Recorded information
◇ ◇ ◇ ◇

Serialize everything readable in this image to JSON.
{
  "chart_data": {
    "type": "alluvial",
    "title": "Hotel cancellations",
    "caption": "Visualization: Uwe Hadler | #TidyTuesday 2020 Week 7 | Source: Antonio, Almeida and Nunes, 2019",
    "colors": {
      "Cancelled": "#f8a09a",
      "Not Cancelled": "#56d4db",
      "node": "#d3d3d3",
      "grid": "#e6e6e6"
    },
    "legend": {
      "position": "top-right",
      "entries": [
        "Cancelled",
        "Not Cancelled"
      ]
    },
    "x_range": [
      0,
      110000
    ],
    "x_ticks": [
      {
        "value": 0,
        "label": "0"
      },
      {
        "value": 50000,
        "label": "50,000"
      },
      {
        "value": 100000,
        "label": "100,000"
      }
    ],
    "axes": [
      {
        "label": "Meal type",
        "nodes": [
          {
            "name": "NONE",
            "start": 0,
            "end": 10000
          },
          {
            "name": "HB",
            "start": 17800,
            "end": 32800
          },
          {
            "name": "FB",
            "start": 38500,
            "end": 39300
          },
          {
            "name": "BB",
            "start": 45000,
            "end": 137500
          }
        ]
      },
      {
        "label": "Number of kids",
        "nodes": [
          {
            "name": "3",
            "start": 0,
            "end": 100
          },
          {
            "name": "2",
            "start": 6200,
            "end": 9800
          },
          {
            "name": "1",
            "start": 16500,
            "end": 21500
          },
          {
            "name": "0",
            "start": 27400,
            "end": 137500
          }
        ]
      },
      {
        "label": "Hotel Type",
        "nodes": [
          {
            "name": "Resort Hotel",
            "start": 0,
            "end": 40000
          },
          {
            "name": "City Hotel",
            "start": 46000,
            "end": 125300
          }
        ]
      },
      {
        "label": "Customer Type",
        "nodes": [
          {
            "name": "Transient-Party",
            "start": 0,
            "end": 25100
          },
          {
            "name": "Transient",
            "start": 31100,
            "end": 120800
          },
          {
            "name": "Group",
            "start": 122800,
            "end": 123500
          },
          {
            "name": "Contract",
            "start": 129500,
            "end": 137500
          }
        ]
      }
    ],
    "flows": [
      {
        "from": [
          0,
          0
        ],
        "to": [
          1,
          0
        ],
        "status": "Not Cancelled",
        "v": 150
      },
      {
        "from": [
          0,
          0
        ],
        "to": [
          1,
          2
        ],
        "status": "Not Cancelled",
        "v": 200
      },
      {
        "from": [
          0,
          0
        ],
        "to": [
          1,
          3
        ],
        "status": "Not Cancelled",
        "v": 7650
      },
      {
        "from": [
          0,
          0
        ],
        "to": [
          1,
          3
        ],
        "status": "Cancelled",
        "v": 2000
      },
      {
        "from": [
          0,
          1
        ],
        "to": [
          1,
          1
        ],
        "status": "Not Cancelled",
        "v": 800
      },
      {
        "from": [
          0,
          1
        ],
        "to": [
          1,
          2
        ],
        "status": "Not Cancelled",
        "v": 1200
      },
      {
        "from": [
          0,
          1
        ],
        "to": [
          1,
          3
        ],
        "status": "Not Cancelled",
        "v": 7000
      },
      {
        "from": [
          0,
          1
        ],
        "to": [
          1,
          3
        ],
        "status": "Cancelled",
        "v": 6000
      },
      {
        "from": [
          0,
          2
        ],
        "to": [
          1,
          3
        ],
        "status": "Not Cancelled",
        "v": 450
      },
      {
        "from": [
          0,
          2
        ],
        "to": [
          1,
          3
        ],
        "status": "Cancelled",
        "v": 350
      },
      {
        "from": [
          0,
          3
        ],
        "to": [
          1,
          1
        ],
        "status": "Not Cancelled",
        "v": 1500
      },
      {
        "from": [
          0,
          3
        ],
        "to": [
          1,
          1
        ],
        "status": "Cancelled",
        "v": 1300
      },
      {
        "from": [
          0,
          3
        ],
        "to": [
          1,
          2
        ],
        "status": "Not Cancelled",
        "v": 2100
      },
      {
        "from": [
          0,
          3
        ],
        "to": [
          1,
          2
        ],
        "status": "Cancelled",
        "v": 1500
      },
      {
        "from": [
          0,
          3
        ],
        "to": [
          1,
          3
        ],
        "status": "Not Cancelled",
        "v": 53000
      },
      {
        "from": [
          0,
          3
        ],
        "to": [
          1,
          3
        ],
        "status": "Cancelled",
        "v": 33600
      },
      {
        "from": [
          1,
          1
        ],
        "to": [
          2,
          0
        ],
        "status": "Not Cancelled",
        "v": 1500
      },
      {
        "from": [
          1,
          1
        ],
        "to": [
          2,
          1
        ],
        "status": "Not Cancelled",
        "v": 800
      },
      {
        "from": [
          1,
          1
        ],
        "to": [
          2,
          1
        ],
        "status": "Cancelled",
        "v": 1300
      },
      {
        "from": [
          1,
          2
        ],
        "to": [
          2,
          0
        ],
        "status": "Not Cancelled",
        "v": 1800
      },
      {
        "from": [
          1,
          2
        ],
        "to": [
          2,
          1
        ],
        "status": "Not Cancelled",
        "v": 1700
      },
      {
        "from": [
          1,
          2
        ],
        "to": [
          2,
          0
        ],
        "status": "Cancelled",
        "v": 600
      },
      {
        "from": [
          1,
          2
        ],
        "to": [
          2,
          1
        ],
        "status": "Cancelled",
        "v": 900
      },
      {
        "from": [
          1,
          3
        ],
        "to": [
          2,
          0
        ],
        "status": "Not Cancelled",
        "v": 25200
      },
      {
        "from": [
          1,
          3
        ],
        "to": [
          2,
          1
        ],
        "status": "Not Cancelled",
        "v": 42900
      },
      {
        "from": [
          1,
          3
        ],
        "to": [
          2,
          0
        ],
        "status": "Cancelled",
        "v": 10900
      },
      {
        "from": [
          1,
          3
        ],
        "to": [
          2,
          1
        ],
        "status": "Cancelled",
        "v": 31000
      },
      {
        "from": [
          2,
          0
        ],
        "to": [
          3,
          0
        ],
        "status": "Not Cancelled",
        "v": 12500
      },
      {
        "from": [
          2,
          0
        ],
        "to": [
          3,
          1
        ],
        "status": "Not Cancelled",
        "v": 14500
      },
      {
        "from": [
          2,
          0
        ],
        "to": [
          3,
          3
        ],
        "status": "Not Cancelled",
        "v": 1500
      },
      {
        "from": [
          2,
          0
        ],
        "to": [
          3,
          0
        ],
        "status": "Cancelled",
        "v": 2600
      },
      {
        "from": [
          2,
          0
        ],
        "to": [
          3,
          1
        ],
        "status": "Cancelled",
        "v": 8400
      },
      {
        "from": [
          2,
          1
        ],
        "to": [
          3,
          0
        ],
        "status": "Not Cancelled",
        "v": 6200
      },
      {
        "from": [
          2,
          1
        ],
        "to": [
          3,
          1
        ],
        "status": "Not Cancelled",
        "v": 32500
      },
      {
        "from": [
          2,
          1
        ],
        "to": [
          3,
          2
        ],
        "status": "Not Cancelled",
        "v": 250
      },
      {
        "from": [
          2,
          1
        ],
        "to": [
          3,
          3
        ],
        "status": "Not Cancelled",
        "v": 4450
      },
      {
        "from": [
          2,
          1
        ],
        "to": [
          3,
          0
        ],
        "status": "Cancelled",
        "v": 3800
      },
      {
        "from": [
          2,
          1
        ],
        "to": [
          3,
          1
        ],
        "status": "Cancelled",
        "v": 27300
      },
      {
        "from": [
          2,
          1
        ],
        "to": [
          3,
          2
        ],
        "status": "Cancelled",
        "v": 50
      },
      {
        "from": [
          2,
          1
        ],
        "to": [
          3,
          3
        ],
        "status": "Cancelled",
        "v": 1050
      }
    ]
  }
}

◇ ◇ ◇ ◇

Given instruction
Take the listing above and set it down exactly.

Problem solution
Serialize everything readable in this image to JSON.
{
  "chart_data": {
    "type": "alluvial",
    "title": "Hotel cancellations",
    "caption": "Visualization: Uwe Hadler | #TidyTuesday 2020 Week 7 | Source: Antonio, Almeida and Nunes, 2019",
    "colors": {
      "Cancelled": "#f8a09a",
      "Not Cancelled": "#56d4db",
      "node": "#d3d3d3",
      "grid": "#e6e6e6"
    },
    "legend": {
      "position": "top-right",
      "entries": [
        "Cancelled",
        "Not Cancelled"
      ]
    },
    "x_range": [
      0,
      110000
    ],
    "x_ticks": [
      {
        "value": 0,
        "label": "0"
      },
      {
        "value": 50000,
        "label": "50,000"
      },
      {
        "value": 100000,
        "label": "100,000"
      }
    ],
    "axes": [
      {
        "label": "Meal type",
        "nodes": [
          {
            "name": "NONE",
            "start": 0,
            "end": 10000
          },
          {
            "name": "HB",
            "start": 17800,
            "end": 32800
          },
          {
            "name": "FB",
            "start": 38500,
            "end": 39300
          },
          {
            "name": "BB",
            "start": 45000,
            "end": 137500
          }
        ]
      },
      {
        "label": "Number of kids",
        "nodes": [
          {
            "name": "3",
            "start": 0,
            "end": 100
          },
          {
            "name": "2",
            "start": 6200,
            "end": 9800
          },
          {
            "name": "1",
            "start": 16500,
            "end": 21500
          },
          {
            "name": "0",
            "start": 27400,
            "end": 137500
          }
        ]
      },
      {
        "label": "Hotel Type",
        "nodes": [
          {
            "name": "Resort Hotel",
            "start": 0,
            "end": 40000
          },
          {
            "name": "City Hotel",
            "start": 46000,
            "end": 125300
          }
        ]
      },
      {
        "label": "Customer Type",
        "nodes": [
          {
            "name": "Transient-Party",
            "start": 0,
            "end": 25100
          },
          {
            "name": "Transient",
            "start": 31100,
            "end": 120800
          },
          {
            "name": "Group",
            "start": 122800,
            "end": 123500
          },
          {
            "name": "Contract",
            "start": 129500,
            "end": 137500
          }
        ]
      }
    ],
    "flows": [
      {
        "from": [
          0,
          0
        ],
        "to": [
          1,
          0
        ],
        "status": "Not Cancelled",
        "v": 150
      },
      {
        "from": [
          0,
          0
        ],
        "to": [
          1,
          2
        ],
        "status": "Not Cancelled",
        "v": 200
      },
      {
        "from": [
          0,
          0
        ],
        "to": [
          1,
          3
        ],
        "status": "Not Cancelled",
        "v": 7650
      },
      {
        "from": [
          0,
          0
        ],
        "to": [
          1,
          3
        ],
        "status": "Cancelled",
        "v": 2000
      },
      {
        "from": [
          0,
          1
        ],
        "to": [
          1,
          1
        ],
        "status": "Not Cancelled",
        "v": 800
      },
      {
        "from": [
          0,
          1
        ],
        "to": [
          1,
          2
        ],
        "status": "Not Cancelled",
        "v": 1200
      },
      {
        "from": [
          0,
          1
        ],
        "to": [
          1,
          3
        ],
        "status": "Not Cancelled",
        "v": 7000
      },
      {
        "from": [
          0,
          1
        ],
        "to": [
          1,
          3
        ],
        "status": "Cancelled",
        "v": 6000
      },
      {
        "from": [
          0,
          2
        ],
        "to": [
          1,
          3
        ],
        "status": "Not Cancelled",
        "v": 450
      },
      {
        "from": [
          0,
          2
        ],
        "to": [
          1,
          3
        ],
        "status": "Cancelled",
        "v": 350
      },
      {
        "from": [
          0,
          3
        ],
        "to": [
          1,
          1
        ],
        "status": "Not Cancelled",
        "v": 1500
      },
      {
        "from": [
          0,
          3
        ],
        "to": [
          1,
          1
        ],
        "status": "Cancelled",
        "v": 1300
      },
      {
        "from": [
          0,
          3
        ],
        "to": [
          1,
          2
        ],
        "status": "Not Cancelled",
        "v": 2100
      },
      {
        "from": [
          0,
          3
        ],
        "to": [
          1,
          2
        ],
        "status": "Cancelled",
        "v": 1500
      },
      {
        "from": [
          0,
          3
        ],
        "to": [
          1,
          3
        ],
        "status": "Not Cancelled",
        "v": 53000
      },
      {
        "from": [
          0,
          3
        ],
        "to": [
          1,
          3
        ],
        "status": "Cancelled",
        "v": 33600
      },
      {
        "from": [
          1,
          1
        ],
        "to": [
          2,
          0
        ],
        "status": "Not Cancelled",
        "v": 1500
      },
      {
        "from": [
          1,
          1
        ],
        "to": [
          2,
          1
        ],
        "status": "Not Cancelled",
        "v": 800
      },
      {
        "from": [
          1,
          1
        ],
        "to": [
          2,
          1
        ],
        "status": "Cancelled",
        "v": 1300
      },
      {
        "from": [
          1,
          2
        ],
        "to": [
          2,
          0
        ],
        "status": "Not Cancelled",
        "v": 1800
      },
      {
        "from": [
          1,
          2
        ],
        "to": [
          2,
          1
        ],
        "status": "Not Cancelled",
        "v": 1700
      },
      {
        "from": [
          1,
          2
        ],
        "to": [
          2,
          0
        ],
        "status": "Cancelled",
        "v": 600
      },
      {
        "from": [
          1,
          2
        ],
        "to": [
          2,
          1
        ],
        "status": "Cancelled",
        "v": 900
      },
      {
        "from": [
          1,
          3
        ],
        "to": [
          2,
          0
        ],
        "status": "Not Cancelled",
        "v": 25200
      },
      {
        "from": [
          1,
          3
        ],
        "to": [
          2,
          1
        ],
        "status": "Not Cancelled",
        "v": 42900
      },
      {
        "from": [
          1,
          3
        ],
        "to": [
          2,
          0
        ],
        "status": "Cancelled",
        "v": 10900
      },
      {
        "from": [
          1,
          3
        ],
        "to": [
          2,
          1
        ],
        "status": "Cancelled",
        "v": 31000
      },
      {
        "from": [
          2,
          0
        ],
        "to": [
          3,
          0
        ],
        "status": "Not Cancelled",
        "v": 12500
      },
      {
        "from": [
          2,
          0
        ],
        "to": [
          3,
          1
        ],
        "status": "Not Cancelled",
        "v": 14500
      },
      {
        "from": [
          2,
          0
        ],
        "to": [
          3,
          3
        ],
        "status": "Not Cancelled",
        "v": 1500
      },
      {
        "from": [
          2,
          0
        ],
        "to": [
          3,
          0
        ],
        "status": "Cancelled",
        "v": 2600
      },
      {
        "from": [
          2,
          0
        ],
        "to": [
          3,
          1
        ],
        "status": "Cancelled",
        "v": 8400
      },
      {
        "from": [
          2,
          1
        ],
        "to": [
          3,
          0
        ],
        "status": "Not Cancelled",
        "v": 6200
      },
      {
        "from": [
          2,
          1
        ],
        "to": [
          3,
          1
        ],
        "status": "Not Cancelled",
        "v": 32500
      },
      {
        "from": [
          2,
          1
        ],
        "to": [
          3,
          2
        ],
        "status": "Not Cancelled",
        "v": 250
      },
      {
        "from": [
          2,
          1
        ],
        "to": [
          3,
          3
        ],
        "status": "Not Cancelled",
        "v": 4450
      },
      {
        "from": [
          2,
          1
        ],
        "to": [
          3,
          0
        ],
        "status": "Cancelled",
        "v": 3800
      },
      {
        "from": [
          2,
          1
        ],
        "to": [
          3,
          1
        ],
        "status": "Cancelled",
        "v": 27300
      },
      {
        "from": [
          2,
          1
        ],
        "to": [
          3,
          2
        ],
        "status": "Cancelled",
        "v": 50
      },
      {
        "from": [
          2,
          1
        ],
        "to": [
          3,
          3
        ],
        "status": "Cancelled",
        "v": 1050
      }
    ]
  }
}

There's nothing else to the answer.